--- START OF DATASET EXTRACT ---
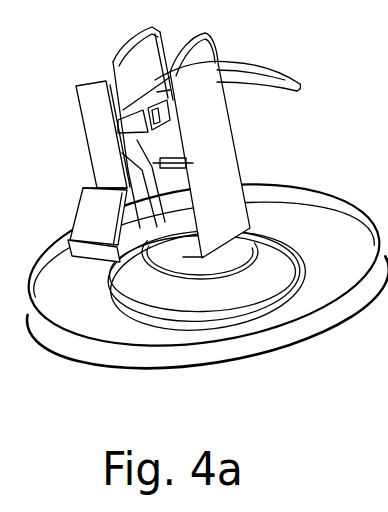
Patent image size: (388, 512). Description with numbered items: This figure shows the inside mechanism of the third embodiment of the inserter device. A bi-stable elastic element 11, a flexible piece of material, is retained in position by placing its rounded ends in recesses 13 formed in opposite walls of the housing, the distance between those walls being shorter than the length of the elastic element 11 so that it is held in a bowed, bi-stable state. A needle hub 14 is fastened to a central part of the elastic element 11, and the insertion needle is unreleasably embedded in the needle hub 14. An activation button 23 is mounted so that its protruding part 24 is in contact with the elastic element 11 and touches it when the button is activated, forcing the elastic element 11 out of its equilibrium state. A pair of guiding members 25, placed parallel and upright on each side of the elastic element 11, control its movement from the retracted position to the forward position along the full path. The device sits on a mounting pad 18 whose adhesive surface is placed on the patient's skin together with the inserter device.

The bi-stable elastic element 11 is at (277, 70).
The recesses 13 is at (78, 248).
The needle hub 14 is at (174, 150).
The mounting pad 18 is at (284, 340).
The activation button 23 is at (97, 122).
The protruding part 24 is at (127, 138).
The guiding members 25 is at (115, 52).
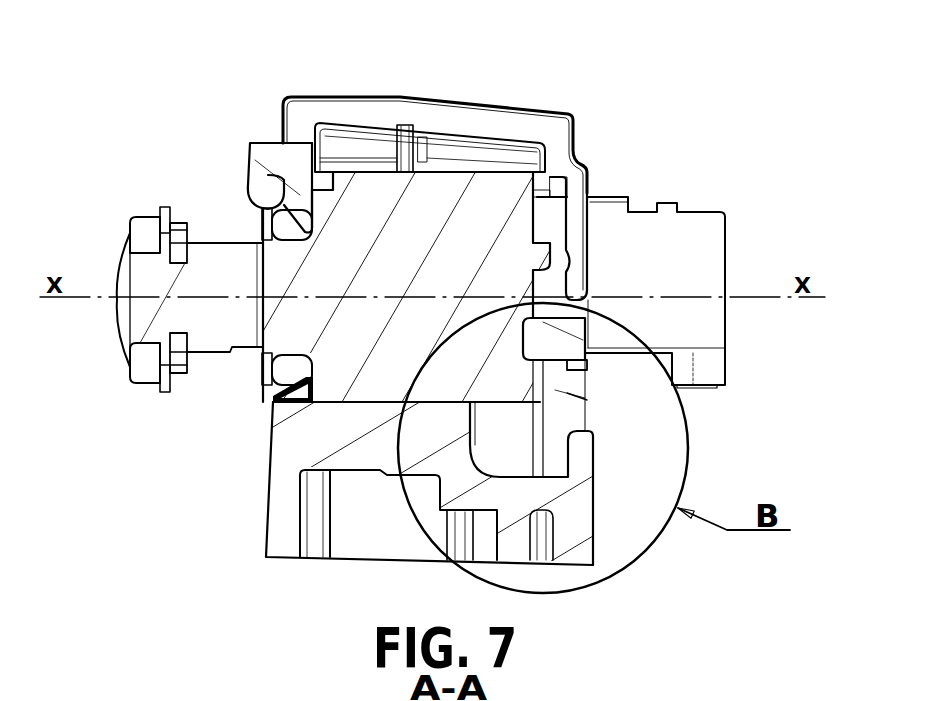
--- END OF DATASET EXTRACT ---
- EXERCISE DETAILS
Recast the records above as a numbered list that omits blank lines and leaves out the pictures.

- TASK ANSWER
1. Patent image size: (388, 512). Description with numbered items: This figure shows the inside mechanism of the third embodiment of the inserter device. A bi-stable elastic element 11, a flexible piece of material, is retained in position by placing its rounded ends in recesses 13 formed in opposite walls of the housing, the distance between those walls being shorter than the length of the elastic element 11 so that it is held in a bowed, bi-stable state. A needle hub 14 is fastened to a central part of the elastic element 11, and the insertion needle is unreleasably embedded in the needle hub 14. An activation button 23 is mounted so that its protruding part 24 is in contact with the elastic element 11 and touches it when the button is activated, forcing the elastic element 11 out of its equilibrium state. A pair of guiding members 25, placed parallel and upright on each side of the elastic element 11, control its movement from the retracted position to the forward position along the full path. The device sits on a mounting pad 18 whose adhesive surface is placed on the patient's skin together with the inserter device.
2. The bi-stable elastic element 11 is at (277, 70).
3. The recesses 13 is at (78, 248).
4. The needle hub 14 is at (174, 150).
5. The mounting pad 18 is at (284, 340).
6. The activation button 23 is at (97, 122).
7. The protruding part 24 is at (127, 138).
8. The guiding members 25 is at (115, 52).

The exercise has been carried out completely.